Dataset rows for document pages:
^^^^^^^^^^^^^^^^

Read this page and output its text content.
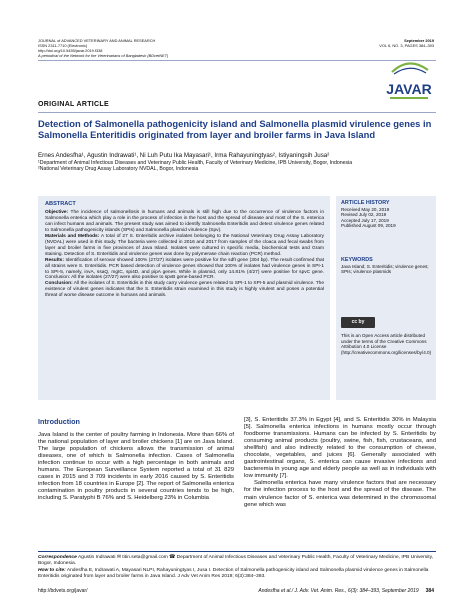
JOURNAL of ADVANCED VETERINARY AND ANIMAL RESEARCH
ISSN 2311-7710 (Electronic)
http://doi.org/10.5455/javar.2019.f338
A periodical of the Network for the Veterinarians of Bangladesh (BDvetNET)
September 2019
VOL 6, NO. 3, PAGES 384–393
JAVAR
ORIGINAL ARTICLE
Detection of Salmonella pathogenicity island and Salmonella plasmid virulence genes in Salmonella Enteritidis originated from layer and broiler farms in Java Island
Ernes Andesfha¹, Agustin Indrawati¹, Ni Luh Putu Ika Mayasari¹, Irma Rahayuningtyas², Istiyaningsih Jusa²
¹Department of Animal Infectious Diseases and Veterinary Public Health, Faculty of Veterinary Medicine, IPB University, Bogor, Indonesia
²National Veterinary Drug Assay Laboratory NVDAL, Bogor, Indonesia
ABSTRACT
Objective: The incidence of salmonellosis in humans and animals is still high due to the occurrence of virulence factors in Salmonella enterica which play a role in the process of infection in the host and the spread of disease and most of the S. enterica can infect humans and animals. The present study was aimed to identify Salmonella Enteritidis and detect virulence genes related to Salmonella pathogenicity islands (SPIs) and Salmonella plasmid virulence (Spv).
Materials and Methods: A total of 27 S. Enteritidis archive isolates belonging to the National Veterinary Drug Assay Laboratory (NVDAL) were used in this study. The bacteria were collected in 2016 and 2017 from samples of the cloaca and fecal swabs from layer and broiler farms in five provinces of Java Island. Isolates were cultured in specific media, biochemical tests and Gram staining. Detection of S. Enteritidis and virulence genes was done by polymerase chain reaction (PCR) method.
Results: Identification of serovar showed 100% (27/27) isolates were positive for the sdfI gene (304 bp). The result confirmed that all strains were S. Enteritidis. PCR based detection of virulence genes showed that 100% of isolates had virulence genes in SPI-1 to SPI-5, namely, invA, ssaQ, mgtC, spi4D, and pipA genes. While in plasmid, only 14.81% (4/27) were positive for spvC gene. Conclusion: All the isolates (27/27) were also positive to spvB gene-based PCR.
Conclusion: All the isolates of S. Enteritidis in this study carry virulence genes related to SPI-1 to SPI-5 and plasmid virulence. The existence of virulent genes indicates that the S. Enteritidis strain examined in this study is highly virulent and poses a potential threat of worse disease outcome in humans and animals.
ARTICLE HISTORY
Received May 20, 2019
Revised July 02, 2019
Accepted July 17, 2019
Published August 09, 2019
KEYWORDS
Java Island; S. Enteritidis; virulence genes; SPIs; virulence plasmids
cc by
This is an Open Access article distributed under the terms of the Creative Commons Attribution 4.0 License (http://creativecommons.org/licenses/by/4.0)
Introduction
Java Island is the center of poultry farming in Indonesia. More than 66% of the national population of layer and broiler chickens [1] are on Java Island. The large population of chickens allows the transmission of animal diseases, one of which is Salmonella infection. Cases of Salmonella infection continue to occur with a high percentage in both animals and humans. The European Surveillance System reported a total of 31 829 cases in 2015 and 3 709 incidents in early 2016 caused by S. Enteritidis infection from 18 countries in Europe [2]. The report of Salmonella enterica contamination in poultry products in several countries tends to be high, including S. Paratyphi B 76% and S. Heidelberg 23% in Columbia
[3], S. Enteritidis 37.3% in Egypt [4], and S. Enteritidis 30% in Malaysia [5]. Salmonella enterica infections in humans mostly occur through foodborne transmissions. Humans can be infected by S. Enteritidis by consuming animal products (poultry, swine, fish, fish, crustaceans, and shellfish) and also indirectly related to the consumption of cheese, chocolate, vegetables, and juices [6]. Generally associated with gastrointestinal organs, S. enterica can cause invasive infections and bacteremia in young age and elderly people as well as in individuals with low immunity [7].
Salmonella enterica have many virulence factors that are necessary for the infection process to the host and the spread of the disease. The main virulence factor of S. enterica was determined in the chromosomal gene which was
Correspondence Agustin Indrawati ✉ titin.seta@gmail.com ☎ Department of Animal Infectious Diseases and Veterinary Public Health, Faculty of Veterinary Medicine, IPB University, Bogor, Indonesia.
How to cite: Andesfha E, Indrawati A, Mayasari NLPI, Rahayuningtyas I, Jusa I. Detection of Salmonella pathogenicity island and Salmonella plasmid virulence genes in Salmonella Enteritidis originated from layer and broiler farms in Java Island. J Adv Vet Anim Res 2019; 6(3):384–393.
http://bdvets.org/javar/	Andesfha et al./ J. Adv. Vet. Anim. Res., 6(3): 384–393, September 2019 384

^^^^^^^^^^^^^^^^

Search the records for the string "SPIs" and, wherever a line contains it, please copy that line.

» Solution:
Objective: The incidence of salmonellosis in humans and animals is still high due to the occurrence of virulence factors in Salmonella enterica which play a role in the process of infection in the host and the spread of disease and most of the S. enterica can infect humans and animals. The present study was aimed to identify Salmonella Enteritidis and detect virulence genes related to Salmonella pathogenicity islands (SPIs) and Salmonella plasmid virulence (Spv).
Java Island; S. Enteritidis; virulence genes; SPIs; virulence plasmids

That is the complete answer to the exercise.